● What you are asked to do
Tally the lines in these records that hold the string "name", and reply with the number alone.

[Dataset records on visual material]
+--
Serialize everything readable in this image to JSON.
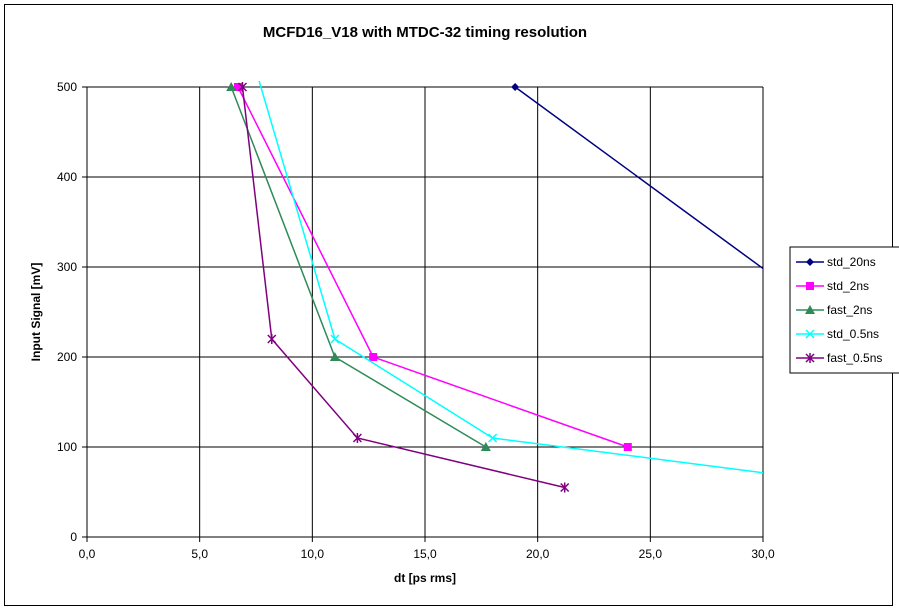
{
  "chart_data": {
    "type": "line",
    "title": "MCFD16_V18 with MTDC-32 timing resolution",
    "xlabel": "dt [ps rms]",
    "ylabel": "Input Signal [mV]",
    "xlim": [
      0,
      30
    ],
    "ylim": [
      0,
      500
    ],
    "x_ticks": [
      "0,0",
      "5,0",
      "10,0",
      "15,0",
      "20,0",
      "25,0",
      "30,0"
    ],
    "y_ticks": [
      "0",
      "100",
      "200",
      "300",
      "400",
      "500"
    ],
    "grid": true,
    "legend_position": "right",
    "series": [
      {
        "name": "std_20ns",
        "color": "#000080",
        "marker": "diamond",
        "points": [
          [
            19.0,
            500
          ],
          [
            31.0,
            280
          ]
        ]
      },
      {
        "name": "std_2ns",
        "color": "#ff00ff",
        "marker": "square",
        "points": [
          [
            6.7,
            500
          ],
          [
            12.7,
            200
          ],
          [
            24.0,
            100
          ]
        ]
      },
      {
        "name": "fast_2ns",
        "color": "#2e8b57",
        "marker": "triangle",
        "points": [
          [
            6.4,
            500
          ],
          [
            11.0,
            200
          ],
          [
            17.7,
            100
          ]
        ]
      },
      {
        "name": "std_0.5ns",
        "color": "#00ffff",
        "marker": "x",
        "points": [
          [
            7.6,
            510
          ],
          [
            11.0,
            220
          ],
          [
            18.0,
            110
          ],
          [
            32.0,
            65
          ]
        ]
      },
      {
        "name": "fast_0.5ns",
        "color": "#800080",
        "marker": "star",
        "points": [
          [
            6.9,
            500
          ],
          [
            8.2,
            220
          ],
          [
            12.0,
            110
          ],
          [
            21.2,
            55
          ]
        ]
      }
    ]
  }
}
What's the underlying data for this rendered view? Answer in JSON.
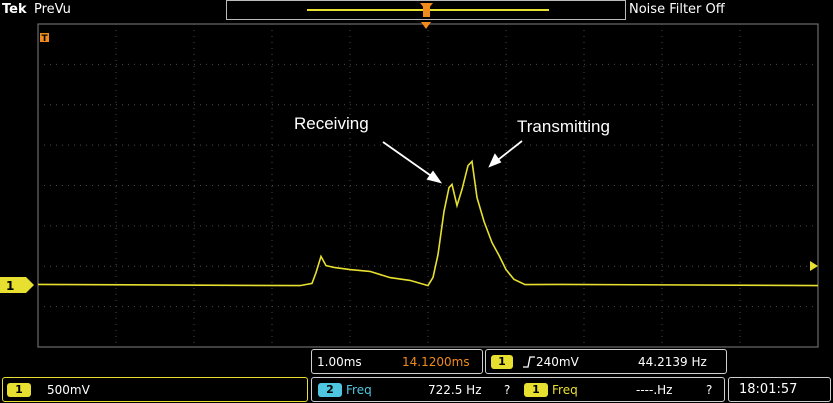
{
  "header": {
    "brand": "Tek",
    "mode": "PreVu",
    "noise_filter": "Noise Filter Off"
  },
  "trace": {
    "channel": "1",
    "color": "#e8e030"
  },
  "annotations": {
    "receiving": "Receiving",
    "transmitting": "Transmitting"
  },
  "timebase": {
    "scale": "1.00ms",
    "position": "14.1200ms"
  },
  "trigger": {
    "channel": "1",
    "level": "240mV",
    "frequency": "44.2139 Hz"
  },
  "channel1": {
    "label": "1",
    "scale": "500mV"
  },
  "measurements": [
    {
      "source": "2",
      "name": "Freq",
      "value": "722.5 Hz",
      "flag": "?"
    },
    {
      "source": "1",
      "name": "Freq",
      "value": "----.Hz",
      "flag": "?"
    }
  ],
  "clock": "18:01:57",
  "colors": {
    "ch1": "#e8e030",
    "ch2": "#4fc6e0",
    "accent": "#f08a1c"
  }
}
+--
● Complete output
7